Records:
=-=-=

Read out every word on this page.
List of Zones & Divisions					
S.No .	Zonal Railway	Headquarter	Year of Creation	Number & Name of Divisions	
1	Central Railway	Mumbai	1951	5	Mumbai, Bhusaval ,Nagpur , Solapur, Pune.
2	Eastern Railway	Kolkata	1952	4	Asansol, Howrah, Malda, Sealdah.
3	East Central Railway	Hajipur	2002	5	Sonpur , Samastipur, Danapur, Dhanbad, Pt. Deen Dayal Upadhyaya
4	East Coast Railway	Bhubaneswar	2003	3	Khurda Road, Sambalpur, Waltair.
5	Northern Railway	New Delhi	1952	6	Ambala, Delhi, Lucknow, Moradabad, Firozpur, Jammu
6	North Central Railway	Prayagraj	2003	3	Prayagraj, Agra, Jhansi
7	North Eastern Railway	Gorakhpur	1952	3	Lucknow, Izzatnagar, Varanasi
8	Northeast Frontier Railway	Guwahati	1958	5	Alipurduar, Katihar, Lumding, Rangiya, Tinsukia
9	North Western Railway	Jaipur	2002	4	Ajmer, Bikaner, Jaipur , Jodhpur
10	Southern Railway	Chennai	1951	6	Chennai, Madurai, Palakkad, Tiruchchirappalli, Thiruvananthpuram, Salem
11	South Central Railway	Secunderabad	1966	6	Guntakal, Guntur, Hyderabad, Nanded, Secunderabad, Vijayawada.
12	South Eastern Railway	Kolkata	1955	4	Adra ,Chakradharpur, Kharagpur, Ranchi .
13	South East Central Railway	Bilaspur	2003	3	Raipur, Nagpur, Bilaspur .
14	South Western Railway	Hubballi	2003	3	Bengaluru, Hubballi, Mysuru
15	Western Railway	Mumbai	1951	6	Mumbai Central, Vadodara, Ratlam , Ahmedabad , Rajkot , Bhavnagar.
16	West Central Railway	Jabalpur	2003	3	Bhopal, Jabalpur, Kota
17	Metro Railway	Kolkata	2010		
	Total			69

=-=-=

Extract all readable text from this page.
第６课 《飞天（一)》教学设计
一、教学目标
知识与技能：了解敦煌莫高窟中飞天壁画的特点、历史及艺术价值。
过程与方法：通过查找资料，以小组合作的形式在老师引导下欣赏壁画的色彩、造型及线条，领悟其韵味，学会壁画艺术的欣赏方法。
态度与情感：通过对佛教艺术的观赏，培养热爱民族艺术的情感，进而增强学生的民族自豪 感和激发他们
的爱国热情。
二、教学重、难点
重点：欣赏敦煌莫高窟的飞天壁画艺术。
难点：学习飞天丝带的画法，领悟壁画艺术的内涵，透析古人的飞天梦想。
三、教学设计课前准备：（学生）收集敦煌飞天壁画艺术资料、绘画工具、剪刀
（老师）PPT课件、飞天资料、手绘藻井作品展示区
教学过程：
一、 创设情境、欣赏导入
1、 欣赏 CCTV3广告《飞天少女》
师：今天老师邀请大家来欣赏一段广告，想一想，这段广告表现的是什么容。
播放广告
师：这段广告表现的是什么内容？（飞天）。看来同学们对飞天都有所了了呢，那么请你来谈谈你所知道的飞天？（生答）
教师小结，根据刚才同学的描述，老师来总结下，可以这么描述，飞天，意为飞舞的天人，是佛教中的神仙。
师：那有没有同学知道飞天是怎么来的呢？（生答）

=-=-=

> [EXERCISE PROMPT]: From the listing, copy every line where the string "Lucknow" appears.

> [FINISHED ANSWER]:
5	Northern Railway	New Delhi	1952	6	Ambala, Delhi, Lucknow, Moradabad, Firozpur, Jammu
7	North Eastern Railway	Gorakhpur	1952	3	Lucknow, Izzatnagar, Varanasi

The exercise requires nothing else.